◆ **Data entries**

###

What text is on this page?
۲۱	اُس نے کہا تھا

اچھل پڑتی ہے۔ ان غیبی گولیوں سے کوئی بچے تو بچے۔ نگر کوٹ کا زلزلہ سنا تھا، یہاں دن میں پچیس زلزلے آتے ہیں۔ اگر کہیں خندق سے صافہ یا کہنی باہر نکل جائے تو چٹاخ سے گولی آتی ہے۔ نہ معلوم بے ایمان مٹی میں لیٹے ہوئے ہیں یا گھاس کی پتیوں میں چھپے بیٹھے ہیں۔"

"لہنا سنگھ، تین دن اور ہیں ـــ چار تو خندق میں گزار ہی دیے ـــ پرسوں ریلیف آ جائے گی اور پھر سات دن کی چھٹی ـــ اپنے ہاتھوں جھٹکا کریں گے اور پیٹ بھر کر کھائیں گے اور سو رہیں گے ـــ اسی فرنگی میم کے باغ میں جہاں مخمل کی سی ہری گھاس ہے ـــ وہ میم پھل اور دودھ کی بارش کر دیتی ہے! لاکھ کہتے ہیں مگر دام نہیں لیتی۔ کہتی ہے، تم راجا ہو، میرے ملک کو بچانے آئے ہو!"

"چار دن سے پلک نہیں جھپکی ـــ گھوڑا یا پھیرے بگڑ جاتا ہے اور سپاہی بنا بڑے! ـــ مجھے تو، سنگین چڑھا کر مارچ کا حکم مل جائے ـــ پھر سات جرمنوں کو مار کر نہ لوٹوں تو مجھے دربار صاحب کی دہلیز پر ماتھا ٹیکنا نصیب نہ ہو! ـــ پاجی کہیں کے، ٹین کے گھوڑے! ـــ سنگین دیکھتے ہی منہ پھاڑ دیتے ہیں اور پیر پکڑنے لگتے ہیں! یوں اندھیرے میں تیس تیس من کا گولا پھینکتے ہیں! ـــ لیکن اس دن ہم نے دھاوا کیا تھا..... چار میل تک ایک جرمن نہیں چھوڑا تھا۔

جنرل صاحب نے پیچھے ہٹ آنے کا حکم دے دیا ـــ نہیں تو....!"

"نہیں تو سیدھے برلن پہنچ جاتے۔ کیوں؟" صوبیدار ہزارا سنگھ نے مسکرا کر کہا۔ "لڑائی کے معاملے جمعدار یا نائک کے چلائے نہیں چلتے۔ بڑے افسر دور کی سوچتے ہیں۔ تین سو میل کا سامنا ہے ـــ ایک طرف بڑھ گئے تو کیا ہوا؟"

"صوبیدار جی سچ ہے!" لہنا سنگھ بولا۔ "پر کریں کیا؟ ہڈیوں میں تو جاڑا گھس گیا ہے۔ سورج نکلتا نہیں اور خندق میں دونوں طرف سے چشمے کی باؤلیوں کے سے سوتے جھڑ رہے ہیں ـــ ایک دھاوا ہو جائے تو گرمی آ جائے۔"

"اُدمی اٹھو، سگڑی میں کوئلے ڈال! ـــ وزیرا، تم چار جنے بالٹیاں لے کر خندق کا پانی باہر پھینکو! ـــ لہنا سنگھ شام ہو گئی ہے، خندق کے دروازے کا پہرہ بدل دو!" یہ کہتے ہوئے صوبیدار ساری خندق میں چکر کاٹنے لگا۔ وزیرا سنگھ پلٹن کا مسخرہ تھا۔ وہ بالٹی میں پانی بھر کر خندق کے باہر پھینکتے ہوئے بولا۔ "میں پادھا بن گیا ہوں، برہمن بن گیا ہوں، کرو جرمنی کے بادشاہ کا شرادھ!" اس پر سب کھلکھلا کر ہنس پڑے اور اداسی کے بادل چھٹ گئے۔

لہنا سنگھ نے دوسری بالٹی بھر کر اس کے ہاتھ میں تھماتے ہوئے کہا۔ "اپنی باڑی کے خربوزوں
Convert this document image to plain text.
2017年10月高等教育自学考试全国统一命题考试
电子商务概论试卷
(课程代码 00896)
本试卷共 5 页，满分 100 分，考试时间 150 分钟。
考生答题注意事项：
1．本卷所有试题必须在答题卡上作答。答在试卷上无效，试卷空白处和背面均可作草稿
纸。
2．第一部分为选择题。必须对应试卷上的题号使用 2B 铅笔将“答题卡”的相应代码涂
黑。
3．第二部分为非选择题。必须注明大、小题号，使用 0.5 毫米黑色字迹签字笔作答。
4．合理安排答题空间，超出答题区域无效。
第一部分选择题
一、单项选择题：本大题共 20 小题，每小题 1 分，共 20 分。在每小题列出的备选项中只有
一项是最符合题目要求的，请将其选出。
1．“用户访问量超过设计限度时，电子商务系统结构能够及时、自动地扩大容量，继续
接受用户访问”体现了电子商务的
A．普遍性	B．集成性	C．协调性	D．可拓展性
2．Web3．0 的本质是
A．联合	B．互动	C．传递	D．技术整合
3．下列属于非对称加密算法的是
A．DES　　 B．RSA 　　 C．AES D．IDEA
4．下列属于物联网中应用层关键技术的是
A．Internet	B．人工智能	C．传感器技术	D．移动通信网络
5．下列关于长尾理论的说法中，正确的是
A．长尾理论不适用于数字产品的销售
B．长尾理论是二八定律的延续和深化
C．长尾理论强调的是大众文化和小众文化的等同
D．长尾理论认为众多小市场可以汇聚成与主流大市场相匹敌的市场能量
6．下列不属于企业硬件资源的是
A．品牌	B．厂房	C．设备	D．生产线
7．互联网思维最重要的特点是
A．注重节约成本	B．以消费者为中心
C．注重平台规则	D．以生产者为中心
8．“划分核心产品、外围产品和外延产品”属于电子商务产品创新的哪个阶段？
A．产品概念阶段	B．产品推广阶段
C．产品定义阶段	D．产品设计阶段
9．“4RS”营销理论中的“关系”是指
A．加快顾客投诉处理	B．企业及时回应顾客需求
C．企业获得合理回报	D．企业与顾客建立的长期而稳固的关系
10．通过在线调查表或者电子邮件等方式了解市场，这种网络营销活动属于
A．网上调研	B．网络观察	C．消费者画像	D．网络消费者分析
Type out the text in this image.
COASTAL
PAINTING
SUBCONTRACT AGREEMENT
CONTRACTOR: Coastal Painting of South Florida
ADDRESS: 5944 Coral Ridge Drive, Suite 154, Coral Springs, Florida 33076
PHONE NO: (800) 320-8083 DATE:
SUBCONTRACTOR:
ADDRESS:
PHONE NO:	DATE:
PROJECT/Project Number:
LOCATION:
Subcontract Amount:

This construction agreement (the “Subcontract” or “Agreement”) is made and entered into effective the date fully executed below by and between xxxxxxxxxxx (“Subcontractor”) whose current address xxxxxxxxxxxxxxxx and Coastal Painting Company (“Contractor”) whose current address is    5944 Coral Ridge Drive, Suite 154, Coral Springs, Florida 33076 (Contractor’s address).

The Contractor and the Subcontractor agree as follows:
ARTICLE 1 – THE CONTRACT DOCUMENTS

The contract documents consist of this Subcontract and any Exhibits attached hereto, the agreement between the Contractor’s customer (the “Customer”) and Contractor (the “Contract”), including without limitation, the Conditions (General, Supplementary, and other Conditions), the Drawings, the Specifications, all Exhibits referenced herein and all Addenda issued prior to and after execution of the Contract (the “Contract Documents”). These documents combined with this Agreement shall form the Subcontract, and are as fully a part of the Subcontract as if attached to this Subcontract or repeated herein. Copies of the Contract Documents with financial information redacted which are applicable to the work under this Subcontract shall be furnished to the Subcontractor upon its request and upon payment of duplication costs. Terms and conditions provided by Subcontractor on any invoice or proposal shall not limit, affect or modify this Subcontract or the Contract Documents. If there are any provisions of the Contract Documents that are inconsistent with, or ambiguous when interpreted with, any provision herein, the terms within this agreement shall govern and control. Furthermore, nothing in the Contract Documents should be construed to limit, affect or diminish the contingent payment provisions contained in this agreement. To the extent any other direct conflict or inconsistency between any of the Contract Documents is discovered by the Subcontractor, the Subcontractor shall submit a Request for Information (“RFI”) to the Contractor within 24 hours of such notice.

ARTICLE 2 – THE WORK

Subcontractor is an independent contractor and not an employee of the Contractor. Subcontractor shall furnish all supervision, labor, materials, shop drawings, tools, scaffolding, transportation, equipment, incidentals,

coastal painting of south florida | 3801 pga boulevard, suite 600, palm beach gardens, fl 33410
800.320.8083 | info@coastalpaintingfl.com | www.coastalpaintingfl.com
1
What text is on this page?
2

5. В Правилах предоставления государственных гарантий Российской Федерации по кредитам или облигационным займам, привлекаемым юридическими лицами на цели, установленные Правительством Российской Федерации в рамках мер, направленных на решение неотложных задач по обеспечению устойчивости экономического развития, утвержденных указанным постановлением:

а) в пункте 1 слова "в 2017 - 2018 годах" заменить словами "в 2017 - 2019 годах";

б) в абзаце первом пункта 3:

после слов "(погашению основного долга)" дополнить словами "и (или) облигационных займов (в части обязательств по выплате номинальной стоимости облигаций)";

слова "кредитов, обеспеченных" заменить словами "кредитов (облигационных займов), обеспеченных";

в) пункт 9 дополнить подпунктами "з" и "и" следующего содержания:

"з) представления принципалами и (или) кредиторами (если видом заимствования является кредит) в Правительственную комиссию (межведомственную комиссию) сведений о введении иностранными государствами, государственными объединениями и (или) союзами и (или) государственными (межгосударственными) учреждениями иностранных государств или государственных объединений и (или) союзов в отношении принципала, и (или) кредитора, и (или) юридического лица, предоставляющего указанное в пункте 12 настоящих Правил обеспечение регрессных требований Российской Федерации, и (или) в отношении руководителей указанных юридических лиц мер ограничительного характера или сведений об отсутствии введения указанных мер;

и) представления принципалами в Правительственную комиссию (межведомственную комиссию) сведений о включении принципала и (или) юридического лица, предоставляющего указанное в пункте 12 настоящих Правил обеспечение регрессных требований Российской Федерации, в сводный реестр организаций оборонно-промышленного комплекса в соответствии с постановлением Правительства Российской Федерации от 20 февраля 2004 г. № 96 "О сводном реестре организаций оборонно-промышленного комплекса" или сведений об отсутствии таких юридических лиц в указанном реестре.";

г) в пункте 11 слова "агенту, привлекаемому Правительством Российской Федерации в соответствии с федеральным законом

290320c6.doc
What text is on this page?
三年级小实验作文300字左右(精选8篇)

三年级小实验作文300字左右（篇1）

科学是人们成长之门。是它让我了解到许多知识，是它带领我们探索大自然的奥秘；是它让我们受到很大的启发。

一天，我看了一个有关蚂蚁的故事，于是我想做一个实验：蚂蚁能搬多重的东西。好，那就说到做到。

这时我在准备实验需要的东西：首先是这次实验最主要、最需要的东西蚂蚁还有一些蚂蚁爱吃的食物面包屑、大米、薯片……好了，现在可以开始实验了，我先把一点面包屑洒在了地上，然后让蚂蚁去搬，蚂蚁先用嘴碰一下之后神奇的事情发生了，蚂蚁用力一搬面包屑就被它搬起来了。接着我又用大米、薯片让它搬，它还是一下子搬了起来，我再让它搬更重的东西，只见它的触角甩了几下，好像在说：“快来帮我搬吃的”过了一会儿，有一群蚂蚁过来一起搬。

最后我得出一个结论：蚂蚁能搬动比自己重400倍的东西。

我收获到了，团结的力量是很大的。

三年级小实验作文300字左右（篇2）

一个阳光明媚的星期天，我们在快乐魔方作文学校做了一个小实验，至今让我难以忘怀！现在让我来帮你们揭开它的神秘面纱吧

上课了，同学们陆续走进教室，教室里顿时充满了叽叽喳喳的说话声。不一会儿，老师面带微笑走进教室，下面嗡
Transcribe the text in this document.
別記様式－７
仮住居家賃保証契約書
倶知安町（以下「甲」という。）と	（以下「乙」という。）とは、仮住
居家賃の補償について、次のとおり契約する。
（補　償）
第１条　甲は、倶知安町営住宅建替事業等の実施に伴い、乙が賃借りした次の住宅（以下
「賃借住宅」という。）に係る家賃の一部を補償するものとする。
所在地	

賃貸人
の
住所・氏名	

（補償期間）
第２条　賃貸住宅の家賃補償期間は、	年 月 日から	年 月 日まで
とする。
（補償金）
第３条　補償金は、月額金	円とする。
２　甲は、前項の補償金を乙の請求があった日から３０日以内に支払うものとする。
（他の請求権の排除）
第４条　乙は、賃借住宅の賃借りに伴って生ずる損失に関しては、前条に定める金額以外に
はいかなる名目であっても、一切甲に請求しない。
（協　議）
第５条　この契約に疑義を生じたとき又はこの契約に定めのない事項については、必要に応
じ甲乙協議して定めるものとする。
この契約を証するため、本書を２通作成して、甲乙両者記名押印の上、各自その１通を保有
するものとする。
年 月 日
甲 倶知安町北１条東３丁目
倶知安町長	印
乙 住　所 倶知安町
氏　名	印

###

◆ **WORK INSTRUCTIONS**
Extract from the data every line where "ہوئے" shows up.

◆ **EXPECTED OUTPUT**
اچھل پڑتی ہے۔ ان غیبی گولیوں سے کوئی بچے تو بچے۔ نگر کوٹ کا زلزلہ سنا تھا، یہاں دن میں پچیس زلزلے آتے ہیں۔ اگر کہیں خندق سے صافہ یا کہنی باہر نکل جائے تو چٹاخ سے گولی آتی ہے۔ نہ معلوم بے ایمان مٹی میں لیٹے ہوئے ہیں یا گھاس کی پتیوں میں چھپے بیٹھے ہیں۔"
"اُدمی اٹھو، سگڑی میں کوئلے ڈال! ـــ وزیرا، تم چار جنے بالٹیاں لے کر خندق کا پانی باہر پھینکو! ـــ لہنا سنگھ شام ہو گئی ہے، خندق کے دروازے کا پہرہ بدل دو!" یہ کہتے ہوئے صوبیدار ساری خندق میں چکر کاٹنے لگا۔ وزیرا سنگھ پلٹن کا مسخرہ تھا۔ وہ بالٹی میں پانی بھر کر خندق کے باہر پھینکتے ہوئے بولا۔ "میں پادھا بن گیا ہوں، برہمن بن گیا ہوں، کرو جرمنی کے بادشاہ کا شرادھ!" اس پر سب کھلکھلا کر ہنس پڑے اور اداسی کے بادل چھٹ گئے۔
لہنا سنگھ نے دوسری بالٹی بھر کر اس کے ہاتھ میں تھماتے ہوئے کہا۔ "اپنی باڑی کے خربوزوں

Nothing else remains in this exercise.